**Provided information**:
####
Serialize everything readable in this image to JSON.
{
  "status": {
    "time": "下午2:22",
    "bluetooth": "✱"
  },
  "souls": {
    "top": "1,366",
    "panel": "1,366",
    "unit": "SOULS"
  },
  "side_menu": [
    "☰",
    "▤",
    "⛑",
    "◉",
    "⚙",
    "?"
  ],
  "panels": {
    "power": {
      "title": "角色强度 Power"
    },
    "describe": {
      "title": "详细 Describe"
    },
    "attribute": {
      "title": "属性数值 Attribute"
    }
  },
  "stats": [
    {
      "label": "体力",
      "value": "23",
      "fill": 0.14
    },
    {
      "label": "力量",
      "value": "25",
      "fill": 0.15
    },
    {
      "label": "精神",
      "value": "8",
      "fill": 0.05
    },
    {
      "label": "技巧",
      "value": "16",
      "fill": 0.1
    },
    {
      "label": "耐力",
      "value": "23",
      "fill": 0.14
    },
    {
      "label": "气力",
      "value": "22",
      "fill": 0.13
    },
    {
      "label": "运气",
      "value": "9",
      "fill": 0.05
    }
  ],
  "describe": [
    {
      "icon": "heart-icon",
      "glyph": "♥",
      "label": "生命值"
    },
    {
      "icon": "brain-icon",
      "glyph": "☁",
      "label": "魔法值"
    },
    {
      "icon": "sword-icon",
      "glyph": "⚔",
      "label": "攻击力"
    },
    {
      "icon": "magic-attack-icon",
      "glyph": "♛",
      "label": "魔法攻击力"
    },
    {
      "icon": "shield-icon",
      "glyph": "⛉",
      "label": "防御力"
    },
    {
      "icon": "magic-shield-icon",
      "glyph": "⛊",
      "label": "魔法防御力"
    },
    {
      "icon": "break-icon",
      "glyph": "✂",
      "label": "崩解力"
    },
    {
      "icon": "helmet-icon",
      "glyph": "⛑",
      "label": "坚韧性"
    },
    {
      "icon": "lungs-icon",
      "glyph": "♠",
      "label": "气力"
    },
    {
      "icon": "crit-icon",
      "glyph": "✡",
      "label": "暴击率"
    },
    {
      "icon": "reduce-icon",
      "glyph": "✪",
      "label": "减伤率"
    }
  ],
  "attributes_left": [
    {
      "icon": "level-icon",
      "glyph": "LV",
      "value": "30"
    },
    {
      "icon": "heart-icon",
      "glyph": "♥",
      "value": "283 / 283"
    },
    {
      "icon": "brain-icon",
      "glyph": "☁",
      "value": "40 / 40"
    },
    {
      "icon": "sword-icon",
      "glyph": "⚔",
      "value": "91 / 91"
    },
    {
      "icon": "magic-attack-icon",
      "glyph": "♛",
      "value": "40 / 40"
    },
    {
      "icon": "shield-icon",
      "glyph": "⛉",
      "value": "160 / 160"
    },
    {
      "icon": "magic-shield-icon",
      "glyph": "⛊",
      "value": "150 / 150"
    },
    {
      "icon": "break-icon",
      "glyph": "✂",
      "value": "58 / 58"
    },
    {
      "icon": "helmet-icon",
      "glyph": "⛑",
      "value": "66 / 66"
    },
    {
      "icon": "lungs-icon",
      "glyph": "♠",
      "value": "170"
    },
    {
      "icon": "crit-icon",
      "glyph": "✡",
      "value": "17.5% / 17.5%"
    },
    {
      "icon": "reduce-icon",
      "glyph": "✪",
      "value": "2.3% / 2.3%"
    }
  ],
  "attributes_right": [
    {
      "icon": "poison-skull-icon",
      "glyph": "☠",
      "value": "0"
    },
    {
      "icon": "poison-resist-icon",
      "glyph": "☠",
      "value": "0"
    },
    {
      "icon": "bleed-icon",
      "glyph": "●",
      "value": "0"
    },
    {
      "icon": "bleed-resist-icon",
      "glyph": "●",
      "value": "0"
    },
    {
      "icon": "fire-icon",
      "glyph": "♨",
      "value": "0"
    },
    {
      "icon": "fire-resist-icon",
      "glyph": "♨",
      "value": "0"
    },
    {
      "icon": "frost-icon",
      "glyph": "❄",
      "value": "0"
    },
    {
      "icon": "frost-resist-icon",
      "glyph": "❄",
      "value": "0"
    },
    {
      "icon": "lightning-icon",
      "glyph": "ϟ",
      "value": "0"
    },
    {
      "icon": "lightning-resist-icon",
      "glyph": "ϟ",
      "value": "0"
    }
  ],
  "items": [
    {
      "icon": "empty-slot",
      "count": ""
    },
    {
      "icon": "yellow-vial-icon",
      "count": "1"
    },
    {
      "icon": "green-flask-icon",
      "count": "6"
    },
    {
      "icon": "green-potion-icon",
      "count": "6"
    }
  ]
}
####
**Problem requirements**:
Every line of the records that includes the word "title" should be gathered.

**Response to this exercise**:
      "title": "角色强度 Power"
      "title": "详细 Describe"
      "title": "属性数值 Attribute"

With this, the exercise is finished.